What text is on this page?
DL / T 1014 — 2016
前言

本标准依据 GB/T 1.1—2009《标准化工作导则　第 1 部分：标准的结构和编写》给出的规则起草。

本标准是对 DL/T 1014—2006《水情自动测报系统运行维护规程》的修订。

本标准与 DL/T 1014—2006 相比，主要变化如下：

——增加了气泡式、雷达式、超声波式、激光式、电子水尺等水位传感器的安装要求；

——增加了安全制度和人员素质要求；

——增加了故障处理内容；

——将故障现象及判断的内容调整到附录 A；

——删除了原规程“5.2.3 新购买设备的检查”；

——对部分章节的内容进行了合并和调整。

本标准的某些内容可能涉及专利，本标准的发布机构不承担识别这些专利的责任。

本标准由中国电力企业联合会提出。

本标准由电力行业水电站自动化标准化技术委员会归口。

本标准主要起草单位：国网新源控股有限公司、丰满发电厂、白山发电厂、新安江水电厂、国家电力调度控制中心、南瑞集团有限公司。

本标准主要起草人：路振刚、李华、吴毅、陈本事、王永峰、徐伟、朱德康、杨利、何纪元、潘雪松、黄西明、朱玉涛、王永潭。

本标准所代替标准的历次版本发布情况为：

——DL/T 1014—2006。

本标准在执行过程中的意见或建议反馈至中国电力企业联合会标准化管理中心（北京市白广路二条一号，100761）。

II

=======

TO BE DONE — Repeat all of the entries exactly.

TASK ANSWER —
What text is on this page?
DL / T 1014 — 2016
前言

本标准依据 GB/T 1.1—2009《标准化工作导则　第 1 部分：标准的结构和编写》给出的规则起草。

本标准是对 DL/T 1014—2006《水情自动测报系统运行维护规程》的修订。

本标准与 DL/T 1014—2006 相比，主要变化如下：

——增加了气泡式、雷达式、超声波式、激光式、电子水尺等水位传感器的安装要求；

——增加了安全制度和人员素质要求；

——增加了故障处理内容；

——将故障现象及判断的内容调整到附录 A；

——删除了原规程“5.2.3 新购买设备的检查”；

——对部分章节的内容进行了合并和调整。

本标准的某些内容可能涉及专利，本标准的发布机构不承担识别这些专利的责任。

本标准由中国电力企业联合会提出。

本标准由电力行业水电站自动化标准化技术委员会归口。

本标准主要起草单位：国网新源控股有限公司、丰满发电厂、白山发电厂、新安江水电厂、国家电力调度控制中心、南瑞集团有限公司。

本标准主要起草人：路振刚、李华、吴毅、陈本事、王永峰、徐伟、朱德康、杨利、何纪元、潘雪松、黄西明、朱玉涛、王永潭。

本标准所代替标准的历次版本发布情况为：

——DL/T 1014—2006。

本标准在执行过程中的意见或建议反馈至中国电力企业联合会标准化管理中心（北京市白广路二条一号，100761）。

II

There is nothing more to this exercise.